**Required work:** Return each line of the material verbatim.

**Information shown:**
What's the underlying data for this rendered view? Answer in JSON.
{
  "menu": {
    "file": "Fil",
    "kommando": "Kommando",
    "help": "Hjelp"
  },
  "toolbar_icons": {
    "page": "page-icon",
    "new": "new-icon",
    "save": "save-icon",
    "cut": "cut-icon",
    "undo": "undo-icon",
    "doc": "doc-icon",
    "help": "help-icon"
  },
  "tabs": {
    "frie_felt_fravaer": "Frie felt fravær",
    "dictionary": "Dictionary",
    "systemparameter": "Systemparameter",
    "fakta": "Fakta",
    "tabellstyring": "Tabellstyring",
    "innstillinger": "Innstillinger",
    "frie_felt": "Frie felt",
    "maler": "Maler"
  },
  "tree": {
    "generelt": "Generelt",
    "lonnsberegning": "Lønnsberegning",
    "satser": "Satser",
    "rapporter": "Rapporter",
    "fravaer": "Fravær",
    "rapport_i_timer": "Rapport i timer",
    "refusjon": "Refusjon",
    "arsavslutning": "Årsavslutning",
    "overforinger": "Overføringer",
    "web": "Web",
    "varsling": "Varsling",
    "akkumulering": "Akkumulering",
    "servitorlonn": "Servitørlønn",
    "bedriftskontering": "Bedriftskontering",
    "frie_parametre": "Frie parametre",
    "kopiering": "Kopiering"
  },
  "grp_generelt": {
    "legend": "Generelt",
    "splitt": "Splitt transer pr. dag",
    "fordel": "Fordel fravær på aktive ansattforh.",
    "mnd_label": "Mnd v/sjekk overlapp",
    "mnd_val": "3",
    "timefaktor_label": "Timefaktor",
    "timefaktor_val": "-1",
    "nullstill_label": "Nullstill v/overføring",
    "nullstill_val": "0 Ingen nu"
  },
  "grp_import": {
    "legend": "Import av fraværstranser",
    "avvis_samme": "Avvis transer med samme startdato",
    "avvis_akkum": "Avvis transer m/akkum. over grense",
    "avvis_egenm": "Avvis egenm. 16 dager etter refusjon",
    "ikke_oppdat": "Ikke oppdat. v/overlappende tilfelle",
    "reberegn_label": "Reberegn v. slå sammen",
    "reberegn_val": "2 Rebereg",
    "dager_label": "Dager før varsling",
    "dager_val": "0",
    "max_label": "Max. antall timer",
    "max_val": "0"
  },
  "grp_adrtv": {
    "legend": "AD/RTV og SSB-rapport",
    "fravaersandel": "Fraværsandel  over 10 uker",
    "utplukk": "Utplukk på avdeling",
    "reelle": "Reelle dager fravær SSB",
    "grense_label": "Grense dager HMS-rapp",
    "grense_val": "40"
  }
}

**Exercise answer:**
What's the underlying data for this rendered view? Answer in JSON.
{
  "menu": {
    "file": "Fil",
    "kommando": "Kommando",
    "help": "Hjelp"
  },
  "toolbar_icons": {
    "page": "page-icon",
    "new": "new-icon",
    "save": "save-icon",
    "cut": "cut-icon",
    "undo": "undo-icon",
    "doc": "doc-icon",
    "help": "help-icon"
  },
  "tabs": {
    "frie_felt_fravaer": "Frie felt fravær",
    "dictionary": "Dictionary",
    "systemparameter": "Systemparameter",
    "fakta": "Fakta",
    "tabellstyring": "Tabellstyring",
    "innstillinger": "Innstillinger",
    "frie_felt": "Frie felt",
    "maler": "Maler"
  },
  "tree": {
    "generelt": "Generelt",
    "lonnsberegning": "Lønnsberegning",
    "satser": "Satser",
    "rapporter": "Rapporter",
    "fravaer": "Fravær",
    "rapport_i_timer": "Rapport i timer",
    "refusjon": "Refusjon",
    "arsavslutning": "Årsavslutning",
    "overforinger": "Overføringer",
    "web": "Web",
    "varsling": "Varsling",
    "akkumulering": "Akkumulering",
    "servitorlonn": "Servitørlønn",
    "bedriftskontering": "Bedriftskontering",
    "frie_parametre": "Frie parametre",
    "kopiering": "Kopiering"
  },
  "grp_generelt": {
    "legend": "Generelt",
    "splitt": "Splitt transer pr. dag",
    "fordel": "Fordel fravær på aktive ansattforh.",
    "mnd_label": "Mnd v/sjekk overlapp",
    "mnd_val": "3",
    "timefaktor_label": "Timefaktor",
    "timefaktor_val": "-1",
    "nullstill_label": "Nullstill v/overføring",
    "nullstill_val": "0 Ingen nu"
  },
  "grp_import": {
    "legend": "Import av fraværstranser",
    "avvis_samme": "Avvis transer med samme startdato",
    "avvis_akkum": "Avvis transer m/akkum. over grense",
    "avvis_egenm": "Avvis egenm. 16 dager etter refusjon",
    "ikke_oppdat": "Ikke oppdat. v/overlappende tilfelle",
    "reberegn_label": "Reberegn v. slå sammen",
    "reberegn_val": "2 Rebereg",
    "dager_label": "Dager før varsling",
    "dager_val": "0",
    "max_label": "Max. antall timer",
    "max_val": "0"
  },
  "grp_adrtv": {
    "legend": "AD/RTV og SSB-rapport",
    "fravaersandel": "Fraværsandel  over 10 uker",
    "utplukk": "Utplukk på avdeling",
    "reelle": "Reelle dager fravær SSB",
    "grense_label": "Grense dager HMS-rapp",
    "grense_val": "40"
  }
}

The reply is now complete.